Records from a dataset —
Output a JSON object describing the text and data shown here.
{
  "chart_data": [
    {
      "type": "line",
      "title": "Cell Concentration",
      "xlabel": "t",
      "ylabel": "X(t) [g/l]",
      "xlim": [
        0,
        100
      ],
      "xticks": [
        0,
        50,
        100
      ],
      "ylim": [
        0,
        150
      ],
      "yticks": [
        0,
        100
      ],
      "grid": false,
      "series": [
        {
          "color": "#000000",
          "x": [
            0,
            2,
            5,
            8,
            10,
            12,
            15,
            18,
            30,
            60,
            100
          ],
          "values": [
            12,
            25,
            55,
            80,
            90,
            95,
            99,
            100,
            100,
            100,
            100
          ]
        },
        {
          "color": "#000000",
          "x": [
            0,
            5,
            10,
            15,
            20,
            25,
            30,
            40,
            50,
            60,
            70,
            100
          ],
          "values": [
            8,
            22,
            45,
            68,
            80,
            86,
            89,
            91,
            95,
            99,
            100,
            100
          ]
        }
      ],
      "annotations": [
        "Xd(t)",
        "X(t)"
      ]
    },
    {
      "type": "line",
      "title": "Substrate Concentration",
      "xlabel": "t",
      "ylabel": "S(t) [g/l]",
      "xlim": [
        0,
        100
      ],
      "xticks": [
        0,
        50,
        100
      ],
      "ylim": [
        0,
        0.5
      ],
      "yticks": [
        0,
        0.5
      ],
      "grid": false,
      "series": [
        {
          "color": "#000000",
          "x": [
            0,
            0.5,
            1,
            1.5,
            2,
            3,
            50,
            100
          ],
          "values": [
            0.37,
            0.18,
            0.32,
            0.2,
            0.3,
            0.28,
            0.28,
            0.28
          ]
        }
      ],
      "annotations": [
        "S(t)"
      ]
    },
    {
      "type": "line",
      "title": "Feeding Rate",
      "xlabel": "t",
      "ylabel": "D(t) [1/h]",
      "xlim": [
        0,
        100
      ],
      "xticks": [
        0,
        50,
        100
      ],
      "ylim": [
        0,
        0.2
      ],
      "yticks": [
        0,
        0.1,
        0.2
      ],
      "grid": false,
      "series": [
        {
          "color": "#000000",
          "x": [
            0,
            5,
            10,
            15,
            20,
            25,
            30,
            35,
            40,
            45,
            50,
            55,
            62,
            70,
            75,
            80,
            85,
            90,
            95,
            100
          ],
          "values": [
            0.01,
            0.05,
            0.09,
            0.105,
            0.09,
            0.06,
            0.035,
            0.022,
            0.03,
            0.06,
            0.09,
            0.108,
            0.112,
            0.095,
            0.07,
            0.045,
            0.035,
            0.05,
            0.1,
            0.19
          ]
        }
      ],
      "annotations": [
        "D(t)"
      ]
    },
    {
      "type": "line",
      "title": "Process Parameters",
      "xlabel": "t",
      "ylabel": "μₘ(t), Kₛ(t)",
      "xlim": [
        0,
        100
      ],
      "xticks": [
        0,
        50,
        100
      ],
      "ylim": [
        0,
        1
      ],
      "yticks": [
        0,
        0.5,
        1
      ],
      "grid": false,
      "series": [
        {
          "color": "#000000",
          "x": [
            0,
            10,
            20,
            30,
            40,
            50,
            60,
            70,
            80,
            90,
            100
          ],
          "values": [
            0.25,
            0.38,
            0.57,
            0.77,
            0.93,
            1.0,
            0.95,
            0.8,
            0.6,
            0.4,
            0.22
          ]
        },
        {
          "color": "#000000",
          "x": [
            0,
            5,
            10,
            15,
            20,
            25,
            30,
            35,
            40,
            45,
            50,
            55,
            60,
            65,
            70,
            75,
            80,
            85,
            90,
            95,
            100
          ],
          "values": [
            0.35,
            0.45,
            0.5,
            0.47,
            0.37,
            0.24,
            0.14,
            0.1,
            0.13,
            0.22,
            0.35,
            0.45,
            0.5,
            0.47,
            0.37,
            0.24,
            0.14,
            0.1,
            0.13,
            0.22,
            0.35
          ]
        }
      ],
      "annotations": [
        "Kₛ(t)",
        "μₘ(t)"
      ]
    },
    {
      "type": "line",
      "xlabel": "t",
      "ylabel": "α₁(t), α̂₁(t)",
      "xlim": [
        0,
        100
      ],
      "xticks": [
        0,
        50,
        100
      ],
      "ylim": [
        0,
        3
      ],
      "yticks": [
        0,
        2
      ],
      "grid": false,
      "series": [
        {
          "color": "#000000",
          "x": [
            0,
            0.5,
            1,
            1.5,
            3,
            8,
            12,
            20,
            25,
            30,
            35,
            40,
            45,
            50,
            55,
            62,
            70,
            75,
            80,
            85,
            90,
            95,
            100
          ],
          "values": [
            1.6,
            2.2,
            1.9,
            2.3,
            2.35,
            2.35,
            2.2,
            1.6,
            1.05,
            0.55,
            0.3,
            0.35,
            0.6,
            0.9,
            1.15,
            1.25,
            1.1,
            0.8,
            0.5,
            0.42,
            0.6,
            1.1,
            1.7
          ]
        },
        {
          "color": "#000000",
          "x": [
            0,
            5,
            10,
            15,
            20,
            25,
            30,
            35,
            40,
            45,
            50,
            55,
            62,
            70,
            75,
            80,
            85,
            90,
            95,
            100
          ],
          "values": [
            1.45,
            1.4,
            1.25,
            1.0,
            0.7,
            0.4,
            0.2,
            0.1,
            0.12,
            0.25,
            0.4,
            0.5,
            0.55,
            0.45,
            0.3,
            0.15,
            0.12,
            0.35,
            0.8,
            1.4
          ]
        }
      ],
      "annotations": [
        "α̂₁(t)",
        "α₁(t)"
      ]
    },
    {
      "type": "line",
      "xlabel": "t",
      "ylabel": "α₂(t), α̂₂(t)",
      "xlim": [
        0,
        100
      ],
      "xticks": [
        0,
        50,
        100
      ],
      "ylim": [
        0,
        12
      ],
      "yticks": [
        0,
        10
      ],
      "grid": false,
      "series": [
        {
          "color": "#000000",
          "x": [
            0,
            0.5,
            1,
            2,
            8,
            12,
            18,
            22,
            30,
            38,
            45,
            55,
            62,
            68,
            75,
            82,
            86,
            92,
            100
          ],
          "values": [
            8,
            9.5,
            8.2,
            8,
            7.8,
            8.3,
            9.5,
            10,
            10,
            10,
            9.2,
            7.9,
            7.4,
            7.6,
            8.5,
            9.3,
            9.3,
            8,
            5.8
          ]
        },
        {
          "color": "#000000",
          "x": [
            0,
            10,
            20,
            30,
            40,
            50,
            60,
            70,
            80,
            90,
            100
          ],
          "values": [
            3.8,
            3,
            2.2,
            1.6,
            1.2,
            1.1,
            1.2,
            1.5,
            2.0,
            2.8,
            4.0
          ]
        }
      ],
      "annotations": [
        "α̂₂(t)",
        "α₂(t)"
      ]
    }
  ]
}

The task —
Write out the records above again, keeping each one identical to the original.

Task answer —
Output a JSON object describing the text and data shown here.
{
  "chart_data": [
    {
      "type": "line",
      "title": "Cell Concentration",
      "xlabel": "t",
      "ylabel": "X(t) [g/l]",
      "xlim": [
        0,
        100
      ],
      "xticks": [
        0,
        50,
        100
      ],
      "ylim": [
        0,
        150
      ],
      "yticks": [
        0,
        100
      ],
      "grid": false,
      "series": [
        {
          "color": "#000000",
          "x": [
            0,
            2,
            5,
            8,
            10,
            12,
            15,
            18,
            30,
            60,
            100
          ],
          "values": [
            12,
            25,
            55,
            80,
            90,
            95,
            99,
            100,
            100,
            100,
            100
          ]
        },
        {
          "color": "#000000",
          "x": [
            0,
            5,
            10,
            15,
            20,
            25,
            30,
            40,
            50,
            60,
            70,
            100
          ],
          "values": [
            8,
            22,
            45,
            68,
            80,
            86,
            89,
            91,
            95,
            99,
            100,
            100
          ]
        }
      ],
      "annotations": [
        "Xd(t)",
        "X(t)"
      ]
    },
    {
      "type": "line",
      "title": "Substrate Concentration",
      "xlabel": "t",
      "ylabel": "S(t) [g/l]",
      "xlim": [
        0,
        100
      ],
      "xticks": [
        0,
        50,
        100
      ],
      "ylim": [
        0,
        0.5
      ],
      "yticks": [
        0,
        0.5
      ],
      "grid": false,
      "series": [
        {
          "color": "#000000",
          "x": [
            0,
            0.5,
            1,
            1.5,
            2,
            3,
            50,
            100
          ],
          "values": [
            0.37,
            0.18,
            0.32,
            0.2,
            0.3,
            0.28,
            0.28,
            0.28
          ]
        }
      ],
      "annotations": [
        "S(t)"
      ]
    },
    {
      "type": "line",
      "title": "Feeding Rate",
      "xlabel": "t",
      "ylabel": "D(t) [1/h]",
      "xlim": [
        0,
        100
      ],
      "xticks": [
        0,
        50,
        100
      ],
      "ylim": [
        0,
        0.2
      ],
      "yticks": [
        0,
        0.1,
        0.2
      ],
      "grid": false,
      "series": [
        {
          "color": "#000000",
          "x": [
            0,
            5,
            10,
            15,
            20,
            25,
            30,
            35,
            40,
            45,
            50,
            55,
            62,
            70,
            75,
            80,
            85,
            90,
            95,
            100
          ],
          "values": [
            0.01,
            0.05,
            0.09,
            0.105,
            0.09,
            0.06,
            0.035,
            0.022,
            0.03,
            0.06,
            0.09,
            0.108,
            0.112,
            0.095,
            0.07,
            0.045,
            0.035,
            0.05,
            0.1,
            0.19
          ]
        }
      ],
      "annotations": [
        "D(t)"
      ]
    },
    {
      "type": "line",
      "title": "Process Parameters",
      "xlabel": "t",
      "ylabel": "μₘ(t), Kₛ(t)",
      "xlim": [
        0,
        100
      ],
      "xticks": [
        0,
        50,
        100
      ],
      "ylim": [
        0,
        1
      ],
      "yticks": [
        0,
        0.5,
        1
      ],
      "grid": false,
      "series": [
        {
          "color": "#000000",
          "x": [
            0,
            10,
            20,
            30,
            40,
            50,
            60,
            70,
            80,
            90,
            100
          ],
          "values": [
            0.25,
            0.38,
            0.57,
            0.77,
            0.93,
            1.0,
            0.95,
            0.8,
            0.6,
            0.4,
            0.22
          ]
        },
        {
          "color": "#000000",
          "x": [
            0,
            5,
            10,
            15,
            20,
            25,
            30,
            35,
            40,
            45,
            50,
            55,
            60,
            65,
            70,
            75,
            80,
            85,
            90,
            95,
            100
          ],
          "values": [
            0.35,
            0.45,
            0.5,
            0.47,
            0.37,
            0.24,
            0.14,
            0.1,
            0.13,
            0.22,
            0.35,
            0.45,
            0.5,
            0.47,
            0.37,
            0.24,
            0.14,
            0.1,
            0.13,
            0.22,
            0.35
          ]
        }
      ],
      "annotations": [
        "Kₛ(t)",
        "μₘ(t)"
      ]
    },
    {
      "type": "line",
      "xlabel": "t",
      "ylabel": "α₁(t), α̂₁(t)",
      "xlim": [
        0,
        100
      ],
      "xticks": [
        0,
        50,
        100
      ],
      "ylim": [
        0,
        3
      ],
      "yticks": [
        0,
        2
      ],
      "grid": false,
      "series": [
        {
          "color": "#000000",
          "x": [
            0,
            0.5,
            1,
            1.5,
            3,
            8,
            12,
            20,
            25,
            30,
            35,
            40,
            45,
            50,
            55,
            62,
            70,
            75,
            80,
            85,
            90,
            95,
            100
          ],
          "values": [
            1.6,
            2.2,
            1.9,
            2.3,
            2.35,
            2.35,
            2.2,
            1.6,
            1.05,
            0.55,
            0.3,
            0.35,
            0.6,
            0.9,
            1.15,
            1.25,
            1.1,
            0.8,
            0.5,
            0.42,
            0.6,
            1.1,
            1.7
          ]
        },
        {
          "color": "#000000",
          "x": [
            0,
            5,
            10,
            15,
            20,
            25,
            30,
            35,
            40,
            45,
            50,
            55,
            62,
            70,
            75,
            80,
            85,
            90,
            95,
            100
          ],
          "values": [
            1.45,
            1.4,
            1.25,
            1.0,
            0.7,
            0.4,
            0.2,
            0.1,
            0.12,
            0.25,
            0.4,
            0.5,
            0.55,
            0.45,
            0.3,
            0.15,
            0.12,
            0.35,
            0.8,
            1.4
          ]
        }
      ],
      "annotations": [
        "α̂₁(t)",
        "α₁(t)"
      ]
    },
    {
      "type": "line",
      "xlabel": "t",
      "ylabel": "α₂(t), α̂₂(t)",
      "xlim": [
        0,
        100
      ],
      "xticks": [
        0,
        50,
        100
      ],
      "ylim": [
        0,
        12
      ],
      "yticks": [
        0,
        10
      ],
      "grid": false,
      "series": [
        {
          "color": "#000000",
          "x": [
            0,
            0.5,
            1,
            2,
            8,
            12,
            18,
            22,
            30,
            38,
            45,
            55,
            62,
            68,
            75,
            82,
            86,
            92,
            100
          ],
          "values": [
            8,
            9.5,
            8.2,
            8,
            7.8,
            8.3,
            9.5,
            10,
            10,
            10,
            9.2,
            7.9,
            7.4,
            7.6,
            8.5,
            9.3,
            9.3,
            8,
            5.8
          ]
        },
        {
          "color": "#000000",
          "x": [
            0,
            10,
            20,
            30,
            40,
            50,
            60,
            70,
            80,
            90,
            100
          ],
          "values": [
            3.8,
            3,
            2.2,
            1.6,
            1.2,
            1.1,
            1.2,
            1.5,
            2.0,
            2.8,
            4.0
          ]
        }
      ],
      "annotations": [
        "α̂₂(t)",
        "α₂(t)"
      ]
    }
  ]
}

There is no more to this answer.